## [OBJETIVO DA TAREFA]
Pode reproduzir, sem alterar nada, o trecho do diário desde "Tenho duas cadelas." até "de estimação exige."?

## [TRECHO DO DOCUMENTO]
■ ■ ■ ■ ■ ■ ■

Diário de um pai em casa. Dia 36


Sempre tive cães. Desde criança. Uns apanhados na rua, oferecidos ou que não cumprem o pedigree. Gosto de cães. Especialmente se se comportarem como gatos. Isto é, três festas, três bolas lançadas, mais uma festa e vai para o teu canto.

Tenho duas cadelas. Temos. A família tem. Não são dois amores de peluche, nem duas extensões de seres humanos. São duas cadelas. Ponto. Tratadas como uma relação ser humano-animal de estimação exige.

Temos uma podengo anã e a outra com traços de Beagle. Têm nome. A “Sete”, por ser o sétimo ser vivo de uma família de seis, e a “Skye”, da série “Patrulha Pata”. Garanto, antecipadamente, que não há dedo meu na certidão de batismo que reveste a forma de chip nas orelhas.

■ ■ ■ ■ ■ ■ ■

Itens guardados de uma coleção

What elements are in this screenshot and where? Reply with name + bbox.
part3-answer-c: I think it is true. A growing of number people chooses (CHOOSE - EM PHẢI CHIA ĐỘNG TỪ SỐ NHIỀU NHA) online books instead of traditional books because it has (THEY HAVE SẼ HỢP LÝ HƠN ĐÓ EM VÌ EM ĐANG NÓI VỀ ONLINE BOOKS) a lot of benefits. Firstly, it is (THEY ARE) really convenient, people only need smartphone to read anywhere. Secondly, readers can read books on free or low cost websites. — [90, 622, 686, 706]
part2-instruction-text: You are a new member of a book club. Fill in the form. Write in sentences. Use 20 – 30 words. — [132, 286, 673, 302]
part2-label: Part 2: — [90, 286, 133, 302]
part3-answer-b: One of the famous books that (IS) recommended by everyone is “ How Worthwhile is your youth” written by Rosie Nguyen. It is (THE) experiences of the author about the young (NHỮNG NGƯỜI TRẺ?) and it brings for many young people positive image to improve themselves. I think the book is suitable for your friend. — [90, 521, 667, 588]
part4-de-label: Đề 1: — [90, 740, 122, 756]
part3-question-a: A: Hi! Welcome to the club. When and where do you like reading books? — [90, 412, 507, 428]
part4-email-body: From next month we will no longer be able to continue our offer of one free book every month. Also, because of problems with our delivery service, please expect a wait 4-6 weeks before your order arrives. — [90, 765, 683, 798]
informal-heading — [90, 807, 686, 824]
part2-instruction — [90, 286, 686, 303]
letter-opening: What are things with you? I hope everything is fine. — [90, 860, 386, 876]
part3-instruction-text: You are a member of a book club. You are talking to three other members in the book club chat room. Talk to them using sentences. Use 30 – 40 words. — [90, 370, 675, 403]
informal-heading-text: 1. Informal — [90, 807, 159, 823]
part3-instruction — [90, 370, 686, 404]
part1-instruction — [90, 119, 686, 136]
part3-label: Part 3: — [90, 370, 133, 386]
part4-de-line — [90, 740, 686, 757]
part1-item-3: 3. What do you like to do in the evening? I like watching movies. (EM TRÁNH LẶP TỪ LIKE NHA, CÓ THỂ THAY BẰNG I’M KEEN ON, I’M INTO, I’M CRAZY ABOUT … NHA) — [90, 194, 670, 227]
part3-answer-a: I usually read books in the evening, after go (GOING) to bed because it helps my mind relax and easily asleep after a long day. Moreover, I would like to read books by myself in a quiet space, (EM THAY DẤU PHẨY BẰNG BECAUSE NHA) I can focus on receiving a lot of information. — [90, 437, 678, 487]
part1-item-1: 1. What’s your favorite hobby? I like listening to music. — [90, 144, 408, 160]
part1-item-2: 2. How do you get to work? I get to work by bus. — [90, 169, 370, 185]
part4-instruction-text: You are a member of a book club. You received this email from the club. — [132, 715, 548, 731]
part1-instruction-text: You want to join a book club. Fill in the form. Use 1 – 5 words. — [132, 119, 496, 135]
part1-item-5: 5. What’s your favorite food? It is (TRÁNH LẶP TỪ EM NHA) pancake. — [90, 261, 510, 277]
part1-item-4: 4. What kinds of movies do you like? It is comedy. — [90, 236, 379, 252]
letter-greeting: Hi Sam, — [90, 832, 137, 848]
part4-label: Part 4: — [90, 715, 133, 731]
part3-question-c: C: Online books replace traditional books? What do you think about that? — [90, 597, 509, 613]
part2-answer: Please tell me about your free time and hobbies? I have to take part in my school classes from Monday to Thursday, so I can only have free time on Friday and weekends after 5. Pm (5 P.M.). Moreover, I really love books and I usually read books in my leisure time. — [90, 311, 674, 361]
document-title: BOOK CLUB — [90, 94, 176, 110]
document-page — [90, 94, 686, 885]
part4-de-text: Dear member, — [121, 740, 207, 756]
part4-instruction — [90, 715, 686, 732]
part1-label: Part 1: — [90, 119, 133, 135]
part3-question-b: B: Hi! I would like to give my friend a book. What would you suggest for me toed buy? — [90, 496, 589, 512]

■ ■ ■ ■ ■ ■ ■

## [RESULTADO DA TAREFA]
Tenho duas cadelas. Temos. A família tem. Não são dois amores de peluche, nem duas extensões de seres humanos. São duas cadelas. Ponto. Tratadas como uma relação ser humano-animal de estimação exige.